>>>>

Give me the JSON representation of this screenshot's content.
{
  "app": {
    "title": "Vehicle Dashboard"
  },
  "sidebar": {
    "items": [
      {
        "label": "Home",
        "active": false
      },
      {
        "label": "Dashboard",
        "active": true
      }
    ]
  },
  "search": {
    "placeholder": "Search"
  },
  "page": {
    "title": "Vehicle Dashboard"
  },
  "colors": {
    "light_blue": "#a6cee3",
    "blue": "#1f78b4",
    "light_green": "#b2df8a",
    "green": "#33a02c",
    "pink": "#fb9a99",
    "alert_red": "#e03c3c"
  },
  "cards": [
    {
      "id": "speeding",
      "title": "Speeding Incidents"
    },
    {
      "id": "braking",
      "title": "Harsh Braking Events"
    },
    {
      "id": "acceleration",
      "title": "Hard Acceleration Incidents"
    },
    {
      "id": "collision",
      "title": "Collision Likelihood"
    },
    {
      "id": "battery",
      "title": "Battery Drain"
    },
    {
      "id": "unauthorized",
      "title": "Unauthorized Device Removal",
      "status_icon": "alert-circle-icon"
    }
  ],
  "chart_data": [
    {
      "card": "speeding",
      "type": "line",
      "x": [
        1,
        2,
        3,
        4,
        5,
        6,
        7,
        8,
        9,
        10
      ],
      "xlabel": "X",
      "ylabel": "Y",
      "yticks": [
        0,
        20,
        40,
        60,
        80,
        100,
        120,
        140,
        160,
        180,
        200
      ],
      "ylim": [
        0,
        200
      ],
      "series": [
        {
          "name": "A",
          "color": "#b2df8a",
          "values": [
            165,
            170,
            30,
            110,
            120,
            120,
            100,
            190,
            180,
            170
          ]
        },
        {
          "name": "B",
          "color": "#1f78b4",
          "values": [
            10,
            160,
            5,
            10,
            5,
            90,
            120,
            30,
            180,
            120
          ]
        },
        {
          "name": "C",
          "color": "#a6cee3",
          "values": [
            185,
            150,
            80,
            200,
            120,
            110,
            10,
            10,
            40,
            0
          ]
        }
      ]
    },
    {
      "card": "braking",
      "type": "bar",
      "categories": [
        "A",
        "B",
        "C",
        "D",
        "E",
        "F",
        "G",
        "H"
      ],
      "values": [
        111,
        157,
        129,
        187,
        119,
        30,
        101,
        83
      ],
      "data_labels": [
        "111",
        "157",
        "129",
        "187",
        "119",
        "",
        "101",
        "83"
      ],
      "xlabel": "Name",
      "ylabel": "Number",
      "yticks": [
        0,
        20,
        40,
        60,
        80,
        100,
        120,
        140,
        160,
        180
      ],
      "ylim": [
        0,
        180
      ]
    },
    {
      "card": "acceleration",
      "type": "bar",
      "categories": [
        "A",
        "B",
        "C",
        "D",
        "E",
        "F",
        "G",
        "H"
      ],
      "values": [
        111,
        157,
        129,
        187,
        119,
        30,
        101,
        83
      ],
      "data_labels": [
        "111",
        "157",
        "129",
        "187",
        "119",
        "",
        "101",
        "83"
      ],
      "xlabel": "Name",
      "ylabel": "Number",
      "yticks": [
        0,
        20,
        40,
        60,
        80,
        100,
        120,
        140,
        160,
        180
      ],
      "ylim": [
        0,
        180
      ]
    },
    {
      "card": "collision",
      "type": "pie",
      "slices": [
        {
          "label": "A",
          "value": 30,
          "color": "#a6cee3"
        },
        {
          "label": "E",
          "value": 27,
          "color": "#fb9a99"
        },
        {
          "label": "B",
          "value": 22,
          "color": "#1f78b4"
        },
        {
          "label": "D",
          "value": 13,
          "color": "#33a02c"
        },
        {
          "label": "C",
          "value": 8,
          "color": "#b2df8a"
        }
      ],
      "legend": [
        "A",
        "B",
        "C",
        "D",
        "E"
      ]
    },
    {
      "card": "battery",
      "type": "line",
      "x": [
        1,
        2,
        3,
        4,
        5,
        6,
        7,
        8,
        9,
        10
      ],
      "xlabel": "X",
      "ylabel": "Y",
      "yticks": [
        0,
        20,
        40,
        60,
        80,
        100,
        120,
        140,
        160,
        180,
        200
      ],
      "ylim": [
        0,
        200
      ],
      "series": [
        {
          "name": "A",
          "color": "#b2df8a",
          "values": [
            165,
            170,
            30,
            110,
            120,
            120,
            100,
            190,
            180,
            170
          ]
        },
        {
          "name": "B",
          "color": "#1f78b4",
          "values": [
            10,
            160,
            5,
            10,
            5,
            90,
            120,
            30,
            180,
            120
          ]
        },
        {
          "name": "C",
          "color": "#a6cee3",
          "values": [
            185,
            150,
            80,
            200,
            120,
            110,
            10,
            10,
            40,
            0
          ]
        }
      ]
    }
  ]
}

<<<<

Reproduce the records word for word.

EXERCISE RESPONSE
Give me the JSON representation of this screenshot's content.
{
  "app": {
    "title": "Vehicle Dashboard"
  },
  "sidebar": {
    "items": [
      {
        "label": "Home",
        "active": false
      },
      {
        "label": "Dashboard",
        "active": true
      }
    ]
  },
  "search": {
    "placeholder": "Search"
  },
  "page": {
    "title": "Vehicle Dashboard"
  },
  "colors": {
    "light_blue": "#a6cee3",
    "blue": "#1f78b4",
    "light_green": "#b2df8a",
    "green": "#33a02c",
    "pink": "#fb9a99",
    "alert_red": "#e03c3c"
  },
  "cards": [
    {
      "id": "speeding",
      "title": "Speeding Incidents"
    },
    {
      "id": "braking",
      "title": "Harsh Braking Events"
    },
    {
      "id": "acceleration",
      "title": "Hard Acceleration Incidents"
    },
    {
      "id": "collision",
      "title": "Collision Likelihood"
    },
    {
      "id": "battery",
      "title": "Battery Drain"
    },
    {
      "id": "unauthorized",
      "title": "Unauthorized Device Removal",
      "status_icon": "alert-circle-icon"
    }
  ],
  "chart_data": [
    {
      "card": "speeding",
      "type": "line",
      "x": [
        1,
        2,
        3,
        4,
        5,
        6,
        7,
        8,
        9,
        10
      ],
      "xlabel": "X",
      "ylabel": "Y",
      "yticks": [
        0,
        20,
        40,
        60,
        80,
        100,
        120,
        140,
        160,
        180,
        200
      ],
      "ylim": [
        0,
        200
      ],
      "series": [
        {
          "name": "A",
          "color": "#b2df8a",
          "values": [
            165,
            170,
            30,
            110,
            120,
            120,
            100,
            190,
            180,
            170
          ]
        },
        {
          "name": "B",
          "color": "#1f78b4",
          "values": [
            10,
            160,
            5,
            10,
            5,
            90,
            120,
            30,
            180,
            120
          ]
        },
        {
          "name": "C",
          "color": "#a6cee3",
          "values": [
            185,
            150,
            80,
            200,
            120,
            110,
            10,
            10,
            40,
            0
          ]
        }
      ]
    },
    {
      "card": "braking",
      "type": "bar",
      "categories": [
        "A",
        "B",
        "C",
        "D",
        "E",
        "F",
        "G",
        "H"
      ],
      "values": [
        111,
        157,
        129,
        187,
        119,
        30,
        101,
        83
      ],
      "data_labels": [
        "111",
        "157",
        "129",
        "187",
        "119",
        "",
        "101",
        "83"
      ],
      "xlabel": "Name",
      "ylabel": "Number",
      "yticks": [
        0,
        20,
        40,
        60,
        80,
        100,
        120,
        140,
        160,
        180
      ],
      "ylim": [
        0,
        180
      ]
    },
    {
      "card": "acceleration",
      "type": "bar",
      "categories": [
        "A",
        "B",
        "C",
        "D",
        "E",
        "F",
        "G",
        "H"
      ],
      "values": [
        111,
        157,
        129,
        187,
        119,
        30,
        101,
        83
      ],
      "data_labels": [
        "111",
        "157",
        "129",
        "187",
        "119",
        "",
        "101",
        "83"
      ],
      "xlabel": "Name",
      "ylabel": "Number",
      "yticks": [
        0,
        20,
        40,
        60,
        80,
        100,
        120,
        140,
        160,
        180
      ],
      "ylim": [
        0,
        180
      ]
    },
    {
      "card": "collision",
      "type": "pie",
      "slices": [
        {
          "label": "A",
          "value": 30,
          "color": "#a6cee3"
        },
        {
          "label": "E",
          "value": 27,
          "color": "#fb9a99"
        },
        {
          "label": "B",
          "value": 22,
          "color": "#1f78b4"
        },
        {
          "label": "D",
          "value": 13,
          "color": "#33a02c"
        },
        {
          "label": "C",
          "value": 8,
          "color": "#b2df8a"
        }
      ],
      "legend": [
        "A",
        "B",
        "C",
        "D",
        "E"
      ]
    },
    {
      "card": "battery",
      "type": "line",
      "x": [
        1,
        2,
        3,
        4,
        5,
        6,
        7,
        8,
        9,
        10
      ],
      "xlabel": "X",
      "ylabel": "Y",
      "yticks": [
        0,
        20,
        40,
        60,
        80,
        100,
        120,
        140,
        160,
        180,
        200
      ],
      "ylim": [
        0,
        200
      ],
      "series": [
        {
          "name": "A",
          "color": "#b2df8a",
          "values": [
            165,
            170,
            30,
            110,
            120,
            120,
            100,
            190,
            180,
            170
          ]
        },
        {
          "name": "B",
          "color": "#1f78b4",
          "values": [
            10,
            160,
            5,
            10,
            5,
            90,
            120,
            30,
            180,
            120
          ]
        },
        {
          "name": "C",
          "color": "#a6cee3",
          "values": [
            185,
            150,
            80,
            200,
            120,
            110,
            10,
            10,
            40,
            0
          ]
        }
      ]
    }
  ]
}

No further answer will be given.